**JOB:**
Your task is to print all of the data word for word.

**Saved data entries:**
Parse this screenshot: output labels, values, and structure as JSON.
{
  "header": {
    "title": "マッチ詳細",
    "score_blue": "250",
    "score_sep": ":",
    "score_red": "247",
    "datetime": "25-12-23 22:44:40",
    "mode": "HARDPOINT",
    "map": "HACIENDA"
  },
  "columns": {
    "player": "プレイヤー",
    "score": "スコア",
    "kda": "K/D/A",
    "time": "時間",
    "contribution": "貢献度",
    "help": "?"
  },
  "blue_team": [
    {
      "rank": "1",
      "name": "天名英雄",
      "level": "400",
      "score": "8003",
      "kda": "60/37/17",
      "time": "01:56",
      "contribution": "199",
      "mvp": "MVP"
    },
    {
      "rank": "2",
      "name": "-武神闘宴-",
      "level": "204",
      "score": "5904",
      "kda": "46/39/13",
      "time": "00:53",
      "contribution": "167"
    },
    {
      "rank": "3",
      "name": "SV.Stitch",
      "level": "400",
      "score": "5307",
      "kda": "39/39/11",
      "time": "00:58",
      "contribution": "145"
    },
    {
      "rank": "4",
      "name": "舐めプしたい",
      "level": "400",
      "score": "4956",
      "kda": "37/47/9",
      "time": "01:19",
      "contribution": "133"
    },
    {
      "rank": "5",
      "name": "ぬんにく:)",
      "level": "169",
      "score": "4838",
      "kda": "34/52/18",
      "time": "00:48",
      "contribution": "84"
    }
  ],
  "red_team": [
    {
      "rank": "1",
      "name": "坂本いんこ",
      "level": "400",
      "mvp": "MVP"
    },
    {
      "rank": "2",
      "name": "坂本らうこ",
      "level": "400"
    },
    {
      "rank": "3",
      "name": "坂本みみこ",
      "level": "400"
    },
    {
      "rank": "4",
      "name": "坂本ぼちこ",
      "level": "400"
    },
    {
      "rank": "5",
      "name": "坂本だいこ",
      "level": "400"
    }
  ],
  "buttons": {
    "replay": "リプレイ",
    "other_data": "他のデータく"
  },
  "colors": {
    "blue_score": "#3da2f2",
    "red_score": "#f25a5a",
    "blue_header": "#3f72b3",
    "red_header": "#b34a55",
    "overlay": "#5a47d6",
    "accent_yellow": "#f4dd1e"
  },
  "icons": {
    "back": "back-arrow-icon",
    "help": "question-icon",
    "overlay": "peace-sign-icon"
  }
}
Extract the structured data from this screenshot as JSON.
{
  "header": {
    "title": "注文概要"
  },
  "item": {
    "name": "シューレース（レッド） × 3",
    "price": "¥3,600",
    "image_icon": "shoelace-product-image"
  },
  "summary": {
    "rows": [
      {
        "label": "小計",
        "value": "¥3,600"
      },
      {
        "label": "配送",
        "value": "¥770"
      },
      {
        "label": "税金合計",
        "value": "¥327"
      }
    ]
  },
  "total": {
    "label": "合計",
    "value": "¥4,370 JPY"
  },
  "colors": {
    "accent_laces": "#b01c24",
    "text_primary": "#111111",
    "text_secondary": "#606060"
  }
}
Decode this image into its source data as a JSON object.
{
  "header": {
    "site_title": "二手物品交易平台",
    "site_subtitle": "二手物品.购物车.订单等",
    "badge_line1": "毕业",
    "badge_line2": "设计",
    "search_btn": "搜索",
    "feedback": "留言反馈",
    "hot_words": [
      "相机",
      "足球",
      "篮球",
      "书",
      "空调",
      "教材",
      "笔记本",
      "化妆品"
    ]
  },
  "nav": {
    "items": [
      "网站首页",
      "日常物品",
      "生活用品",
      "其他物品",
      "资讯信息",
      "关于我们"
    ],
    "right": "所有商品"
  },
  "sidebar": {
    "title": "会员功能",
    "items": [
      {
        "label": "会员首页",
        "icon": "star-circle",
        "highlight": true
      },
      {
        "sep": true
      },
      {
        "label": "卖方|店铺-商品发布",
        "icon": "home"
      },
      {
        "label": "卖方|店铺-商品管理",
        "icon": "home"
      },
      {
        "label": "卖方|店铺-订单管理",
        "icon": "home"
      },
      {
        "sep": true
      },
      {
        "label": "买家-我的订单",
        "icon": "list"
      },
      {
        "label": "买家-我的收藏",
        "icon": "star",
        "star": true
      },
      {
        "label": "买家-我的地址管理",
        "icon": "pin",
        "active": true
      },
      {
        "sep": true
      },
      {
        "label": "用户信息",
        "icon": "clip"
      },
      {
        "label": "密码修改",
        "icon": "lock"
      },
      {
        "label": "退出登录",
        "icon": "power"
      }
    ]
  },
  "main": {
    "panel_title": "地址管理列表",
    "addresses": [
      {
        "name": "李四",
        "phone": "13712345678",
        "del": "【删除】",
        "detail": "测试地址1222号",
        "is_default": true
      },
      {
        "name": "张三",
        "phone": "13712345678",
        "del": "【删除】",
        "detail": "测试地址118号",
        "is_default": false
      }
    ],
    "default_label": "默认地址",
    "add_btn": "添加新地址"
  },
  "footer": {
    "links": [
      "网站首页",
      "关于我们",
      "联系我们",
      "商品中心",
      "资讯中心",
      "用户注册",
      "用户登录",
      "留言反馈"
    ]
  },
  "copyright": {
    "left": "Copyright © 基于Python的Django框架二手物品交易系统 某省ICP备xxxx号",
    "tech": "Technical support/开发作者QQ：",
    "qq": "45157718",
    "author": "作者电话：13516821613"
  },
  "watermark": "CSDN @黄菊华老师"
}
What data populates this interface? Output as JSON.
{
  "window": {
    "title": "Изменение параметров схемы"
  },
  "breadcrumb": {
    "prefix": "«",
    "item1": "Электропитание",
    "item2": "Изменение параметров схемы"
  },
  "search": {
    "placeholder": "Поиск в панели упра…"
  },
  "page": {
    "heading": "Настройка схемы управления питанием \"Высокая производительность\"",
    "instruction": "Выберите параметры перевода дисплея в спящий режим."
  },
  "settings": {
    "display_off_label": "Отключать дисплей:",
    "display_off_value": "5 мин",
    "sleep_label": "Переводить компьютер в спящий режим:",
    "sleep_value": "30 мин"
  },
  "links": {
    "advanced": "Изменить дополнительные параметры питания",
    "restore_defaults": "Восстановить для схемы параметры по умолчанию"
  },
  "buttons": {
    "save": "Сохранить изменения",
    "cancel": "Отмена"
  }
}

**COMPLETED TASK:**
Parse this screenshot: output labels, values, and structure as JSON.
{
  "header": {
    "title": "マッチ詳細",
    "score_blue": "250",
    "score_sep": ":",
    "score_red": "247",
    "datetime": "25-12-23 22:44:40",
    "mode": "HARDPOINT",
    "map": "HACIENDA"
  },
  "columns": {
    "player": "プレイヤー",
    "score": "スコア",
    "kda": "K/D/A",
    "time": "時間",
    "contribution": "貢献度",
    "help": "?"
  },
  "blue_team": [
    {
      "rank": "1",
      "name": "天名英雄",
      "level": "400",
      "score": "8003",
      "kda": "60/37/17",
      "time": "01:56",
      "contribution": "199",
      "mvp": "MVP"
    },
    {
      "rank": "2",
      "name": "-武神闘宴-",
      "level": "204",
      "score": "5904",
      "kda": "46/39/13",
      "time": "00:53",
      "contribution": "167"
    },
    {
      "rank": "3",
      "name": "SV.Stitch",
      "level": "400",
      "score": "5307",
      "kda": "39/39/11",
      "time": "00:58",
      "contribution": "145"
    },
    {
      "rank": "4",
      "name": "舐めプしたい",
      "level": "400",
      "score": "4956",
      "kda": "37/47/9",
      "time": "01:19",
      "contribution": "133"
    },
    {
      "rank": "5",
      "name": "ぬんにく:)",
      "level": "169",
      "score": "4838",
      "kda": "34/52/18",
      "time": "00:48",
      "contribution": "84"
    }
  ],
  "red_team": [
    {
      "rank": "1",
      "name": "坂本いんこ",
      "level": "400",
      "mvp": "MVP"
    },
    {
      "rank": "2",
      "name": "坂本らうこ",
      "level": "400"
    },
    {
      "rank": "3",
      "name": "坂本みみこ",
      "level": "400"
    },
    {
      "rank": "4",
      "name": "坂本ぼちこ",
      "level": "400"
    },
    {
      "rank": "5",
      "name": "坂本だいこ",
      "level": "400"
    }
  ],
  "buttons": {
    "replay": "リプレイ",
    "other_data": "他のデータく"
  },
  "colors": {
    "blue_score": "#3da2f2",
    "red_score": "#f25a5a",
    "blue_header": "#3f72b3",
    "red_header": "#b34a55",
    "overlay": "#5a47d6",
    "accent_yellow": "#f4dd1e"
  },
  "icons": {
    "back": "back-arrow-icon",
    "help": "question-icon",
    "overlay": "peace-sign-icon"
  }
}
Extract the structured data from this screenshot as JSON.
{
  "header": {
    "title": "注文概要"
  },
  "item": {
    "name": "シューレース（レッド） × 3",
    "price": "¥3,600",
    "image_icon": "shoelace-product-image"
  },
  "summary": {
    "rows": [
      {
        "label": "小計",
        "value": "¥3,600"
      },
      {
        "label": "配送",
        "value": "¥770"
      },
      {
        "label": "税金合計",
        "value": "¥327"
      }
    ]
  },
  "total": {
    "label": "合計",
    "value": "¥4,370 JPY"
  },
  "colors": {
    "accent_laces": "#b01c24",
    "text_primary": "#111111",
    "text_secondary": "#606060"
  }
}
Decode this image into its source data as a JSON object.
{
  "header": {
    "site_title": "二手物品交易平台",
    "site_subtitle": "二手物品.购物车.订单等",
    "badge_line1": "毕业",
    "badge_line2": "设计",
    "search_btn": "搜索",
    "feedback": "留言反馈",
    "hot_words": [
      "相机",
      "足球",
      "篮球",
      "书",
      "空调",
      "教材",
      "笔记本",
      "化妆品"
    ]
  },
  "nav": {
    "items": [
      "网站首页",
      "日常物品",
      "生活用品",
      "其他物品",
      "资讯信息",
      "关于我们"
    ],
    "right": "所有商品"
  },
  "sidebar": {
    "title": "会员功能",
    "items": [
      {
        "label": "会员首页",
        "icon": "star-circle",
        "highlight": true
      },
      {
        "sep": true
      },
      {
        "label": "卖方|店铺-商品发布",
        "icon": "home"
      },
      {
        "label": "卖方|店铺-商品管理",
        "icon": "home"
      },
      {
        "label": "卖方|店铺-订单管理",
        "icon": "home"
      },
      {
        "sep": true
      },
      {
        "label": "买家-我的订单",
        "icon": "list"
      },
      {
        "label": "买家-我的收藏",
        "icon": "star",
        "star": true
      },
      {
        "label": "买家-我的地址管理",
        "icon": "pin",
        "active": true
      },
      {
        "sep": true
      },
      {
        "label": "用户信息",
        "icon": "clip"
      },
      {
        "label": "密码修改",
        "icon": "lock"
      },
      {
        "label": "退出登录",
        "icon": "power"
      }
    ]
  },
  "main": {
    "panel_title": "地址管理列表",
    "addresses": [
      {
        "name": "李四",
        "phone": "13712345678",
        "del": "【删除】",
        "detail": "测试地址1222号",
        "is_default": true
      },
      {
        "name": "张三",
        "phone": "13712345678",
        "del": "【删除】",
        "detail": "测试地址118号",
        "is_default": false
      }
    ],
    "default_label": "默认地址",
    "add_btn": "添加新地址"
  },
  "footer": {
    "links": [
      "网站首页",
      "关于我们",
      "联系我们",
      "商品中心",
      "资讯中心",
      "用户注册",
      "用户登录",
      "留言反馈"
    ]
  },
  "copyright": {
    "left": "Copyright © 基于Python的Django框架二手物品交易系统 某省ICP备xxxx号",
    "tech": "Technical support/开发作者QQ：",
    "qq": "45157718",
    "author": "作者电话：13516821613"
  },
  "watermark": "CSDN @黄菊华老师"
}
What data populates this interface? Output as JSON.
{
  "window": {
    "title": "Изменение параметров схемы"
  },
  "breadcrumb": {
    "prefix": "«",
    "item1": "Электропитание",
    "item2": "Изменение параметров схемы"
  },
  "search": {
    "placeholder": "Поиск в панели упра…"
  },
  "page": {
    "heading": "Настройка схемы управления питанием \"Высокая производительность\"",
    "instruction": "Выберите параметры перевода дисплея в спящий режим."
  },
  "settings": {
    "display_off_label": "Отключать дисплей:",
    "display_off_value": "5 мин",
    "sleep_label": "Переводить компьютер в спящий режим:",
    "sleep_value": "30 мин"
  },
  "links": {
    "advanced": "Изменить дополнительные параметры питания",
    "restore_defaults": "Восстановить для схемы параметры по умолчанию"
  },
  "buttons": {
    "save": "Сохранить изменения",
    "cancel": "Отмена"
  }
}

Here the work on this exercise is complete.